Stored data

****************************************

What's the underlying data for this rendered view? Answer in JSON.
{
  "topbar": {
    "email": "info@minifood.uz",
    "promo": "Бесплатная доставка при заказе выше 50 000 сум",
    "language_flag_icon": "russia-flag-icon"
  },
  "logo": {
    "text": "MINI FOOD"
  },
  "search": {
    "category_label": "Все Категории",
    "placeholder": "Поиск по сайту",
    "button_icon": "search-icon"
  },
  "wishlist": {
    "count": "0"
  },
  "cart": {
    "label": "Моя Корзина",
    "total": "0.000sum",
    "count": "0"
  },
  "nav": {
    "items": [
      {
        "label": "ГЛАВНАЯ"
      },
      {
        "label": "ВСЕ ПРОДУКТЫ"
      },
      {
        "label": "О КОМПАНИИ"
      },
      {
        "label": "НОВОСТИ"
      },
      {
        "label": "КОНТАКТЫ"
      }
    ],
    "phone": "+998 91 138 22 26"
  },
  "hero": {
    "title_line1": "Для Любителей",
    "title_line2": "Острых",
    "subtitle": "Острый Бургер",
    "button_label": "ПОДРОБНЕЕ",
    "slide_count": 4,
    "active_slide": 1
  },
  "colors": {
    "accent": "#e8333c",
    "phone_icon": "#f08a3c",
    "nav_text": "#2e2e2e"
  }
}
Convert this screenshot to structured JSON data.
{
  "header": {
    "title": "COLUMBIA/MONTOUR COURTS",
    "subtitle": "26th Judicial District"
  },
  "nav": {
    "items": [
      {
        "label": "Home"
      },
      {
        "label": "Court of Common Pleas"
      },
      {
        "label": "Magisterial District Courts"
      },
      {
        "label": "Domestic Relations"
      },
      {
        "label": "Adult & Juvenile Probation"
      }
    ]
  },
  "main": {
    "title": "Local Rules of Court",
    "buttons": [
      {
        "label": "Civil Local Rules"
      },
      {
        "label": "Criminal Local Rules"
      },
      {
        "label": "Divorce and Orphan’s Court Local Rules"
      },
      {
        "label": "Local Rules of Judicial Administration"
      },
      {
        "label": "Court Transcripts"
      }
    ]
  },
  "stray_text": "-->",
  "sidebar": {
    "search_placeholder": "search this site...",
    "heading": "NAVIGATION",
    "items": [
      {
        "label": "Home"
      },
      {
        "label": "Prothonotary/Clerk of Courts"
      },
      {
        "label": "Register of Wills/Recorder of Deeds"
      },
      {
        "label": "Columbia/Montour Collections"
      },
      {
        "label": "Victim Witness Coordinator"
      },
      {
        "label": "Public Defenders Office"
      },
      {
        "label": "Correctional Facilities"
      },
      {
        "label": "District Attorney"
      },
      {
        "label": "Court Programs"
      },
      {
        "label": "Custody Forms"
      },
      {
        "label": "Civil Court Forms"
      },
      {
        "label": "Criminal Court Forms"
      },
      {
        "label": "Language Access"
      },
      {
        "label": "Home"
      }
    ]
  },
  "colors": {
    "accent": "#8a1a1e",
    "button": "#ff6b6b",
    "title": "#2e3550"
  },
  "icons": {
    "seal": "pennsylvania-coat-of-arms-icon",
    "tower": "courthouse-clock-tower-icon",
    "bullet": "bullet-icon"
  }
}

****************************************

#### PROMPT:
Copy down every line of the entries containing the word "subtitle".

#### OUTPUT OF THE EXERCISE:
    "subtitle": "Острый Бургер",
    "subtitle": "26th Judicial District"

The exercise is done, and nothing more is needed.